WHAT TO DO
All of the records below must be output exactly, with no pictures carried over.
start DATA FOR THIS TASK
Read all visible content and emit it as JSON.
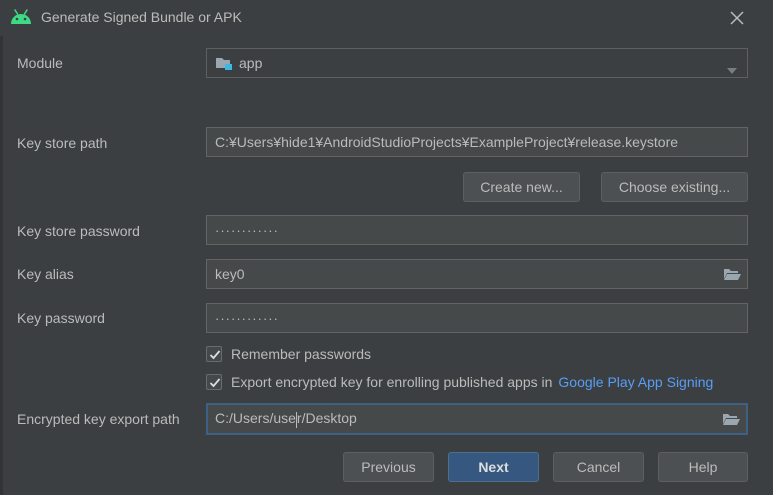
{
  "window": {
    "title": "Generate Signed Bundle or APK",
    "android_icon": "android-icon",
    "close_icon": "close-icon"
  },
  "module": {
    "label": "Module",
    "value": "app",
    "icon": "module-folder-icon"
  },
  "keystore": {
    "path_label": "Key store path",
    "path_value": "C:¥Users¥hide1¥AndroidStudioProjects¥ExampleProject¥release.keystore",
    "create_new_label": "Create new...",
    "choose_existing_label": "Choose existing...",
    "password_label": "Key store password",
    "password_value": "············"
  },
  "key": {
    "alias_label": "Key alias",
    "alias_value": "key0",
    "password_label": "Key password",
    "password_value": "············"
  },
  "options": {
    "remember_passwords_label": "Remember passwords",
    "remember_passwords_checked": true,
    "export_encrypted_label": "Export encrypted key for enrolling published apps in",
    "export_encrypted_checked": true,
    "export_link": "Google Play App Signing"
  },
  "export_path": {
    "label": "Encrypted key export path",
    "value_before_caret": "C:/Users/use",
    "value_after_caret": "r/Desktop"
  },
  "footer": {
    "previous_label": "Previous",
    "next_label": "Next",
    "cancel_label": "Cancel",
    "help_label": "Help"
  },
  "colors": {
    "background": "#3c3f41",
    "field_bg": "#45494a",
    "primary_button": "#365880",
    "link": "#589df6",
    "focus_border": "#3d6185"
  }
}
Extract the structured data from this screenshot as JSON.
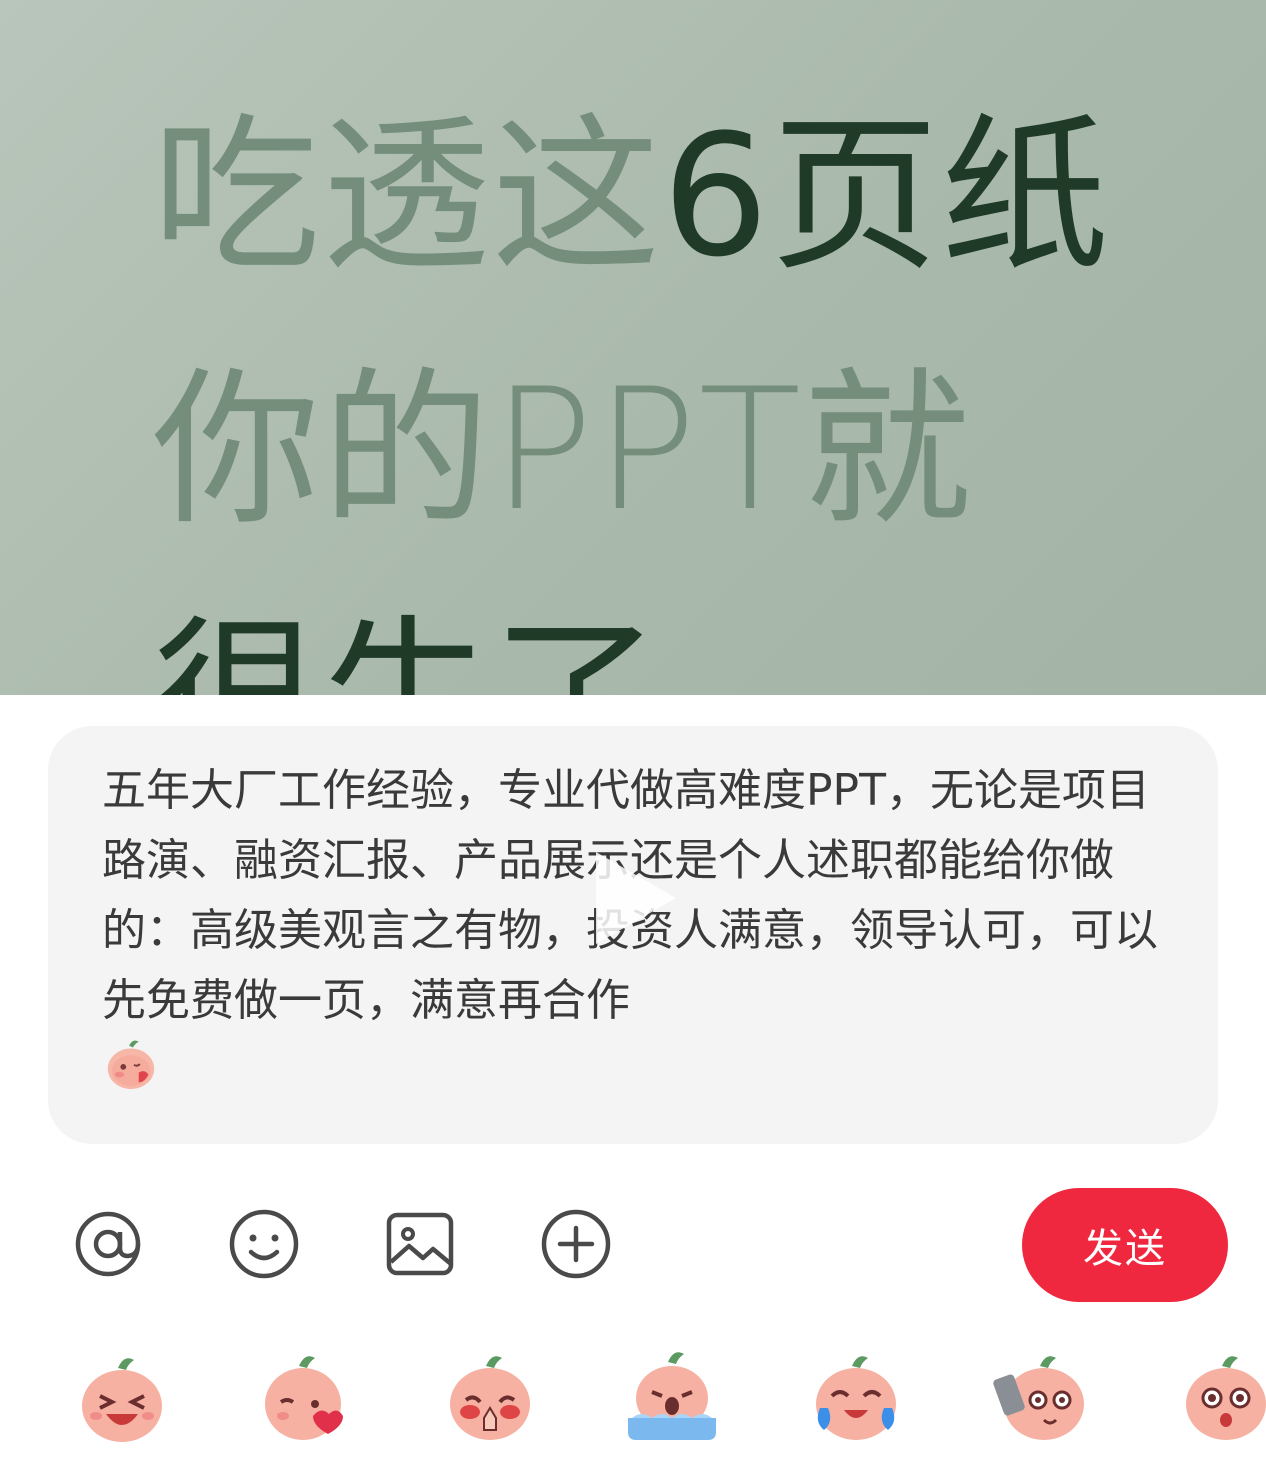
{
  "cover": {
    "line1_light": "吃透这",
    "line1_dark": "6页纸",
    "line2": "你的PPT就",
    "line3": "很牛了"
  },
  "comment": {
    "text": "五年大厂工作经验，专业代做高难度PPT，无论是项目路演、融资汇报、产品展示还是个人述职都能给你做的：高级美观言之有物，投资人满意，领导认可，可以先免费做一页，满意再合作",
    "trailing_emoji": "sticker-peach-shy"
  },
  "toolbar": {
    "mention_icon": "at-icon",
    "emoji_icon": "smiley-icon",
    "image_icon": "image-icon",
    "add_icon": "plus-circle-icon",
    "send_label": "发送"
  },
  "stickers": [
    {
      "name": "sticker-peach-laugh"
    },
    {
      "name": "sticker-peach-heart"
    },
    {
      "name": "sticker-peach-pray"
    },
    {
      "name": "sticker-peach-cry-bath"
    },
    {
      "name": "sticker-peach-tears-of-joy"
    },
    {
      "name": "sticker-peach-phone"
    },
    {
      "name": "sticker-peach-surprised"
    }
  ],
  "colors": {
    "send_button": "#f0283f",
    "cover_bg": "#adbcaf",
    "cover_text_dark": "#1f3a27",
    "cover_text_light": "#748e7b"
  }
}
end DATA FOR THIS TASK
WRITTEN REPLY
Read all visible content and emit it as JSON.
{
  "window": {
    "title": "Generate Signed Bundle or APK",
    "android_icon": "android-icon",
    "close_icon": "close-icon"
  },
  "module": {
    "label": "Module",
    "value": "app",
    "icon": "module-folder-icon"
  },
  "keystore": {
    "path_label": "Key store path",
    "path_value": "C:¥Users¥hide1¥AndroidStudioProjects¥ExampleProject¥release.keystore",
    "create_new_label": "Create new...",
    "choose_existing_label": "Choose existing...",
    "password_label": "Key store password",
    "password_value": "············"
  },
  "key": {
    "alias_label": "Key alias",
    "alias_value": "key0",
    "password_label": "Key password",
    "password_value": "············"
  },
  "options": {
    "remember_passwords_label": "Remember passwords",
    "remember_passwords_checked": true,
    "export_encrypted_label": "Export encrypted key for enrolling published apps in",
    "export_encrypted_checked": true,
    "export_link": "Google Play App Signing"
  },
  "export_path": {
    "label": "Encrypted key export path",
    "value_before_caret": "C:/Users/use",
    "value_after_caret": "r/Desktop"
  },
  "footer": {
    "previous_label": "Previous",
    "next_label": "Next",
    "cancel_label": "Cancel",
    "help_label": "Help"
  },
  "colors": {
    "background": "#3c3f41",
    "field_bg": "#45494a",
    "primary_button": "#365880",
    "link": "#589df6",
    "focus_border": "#3d6185"
  }
}
Extract the structured data from this screenshot as JSON.
{
  "cover": {
    "line1_light": "吃透这",
    "line1_dark": "6页纸",
    "line2": "你的PPT就",
    "line3": "很牛了"
  },
  "comment": {
    "text": "五年大厂工作经验，专业代做高难度PPT，无论是项目路演、融资汇报、产品展示还是个人述职都能给你做的：高级美观言之有物，投资人满意，领导认可，可以先免费做一页，满意再合作",
    "trailing_emoji": "sticker-peach-shy"
  },
  "toolbar": {
    "mention_icon": "at-icon",
    "emoji_icon": "smiley-icon",
    "image_icon": "image-icon",
    "add_icon": "plus-circle-icon",
    "send_label": "发送"
  },
  "stickers": [
    {
      "name": "sticker-peach-laugh"
    },
    {
      "name": "sticker-peach-heart"
    },
    {
      "name": "sticker-peach-pray"
    },
    {
      "name": "sticker-peach-cry-bath"
    },
    {
      "name": "sticker-peach-tears-of-joy"
    },
    {
      "name": "sticker-peach-phone"
    },
    {
      "name": "sticker-peach-surprised"
    }
  ],
  "colors": {
    "send_button": "#f0283f",
    "cover_bg": "#adbcaf",
    "cover_text_dark": "#1f3a27",
    "cover_text_light": "#748e7b"
  }
}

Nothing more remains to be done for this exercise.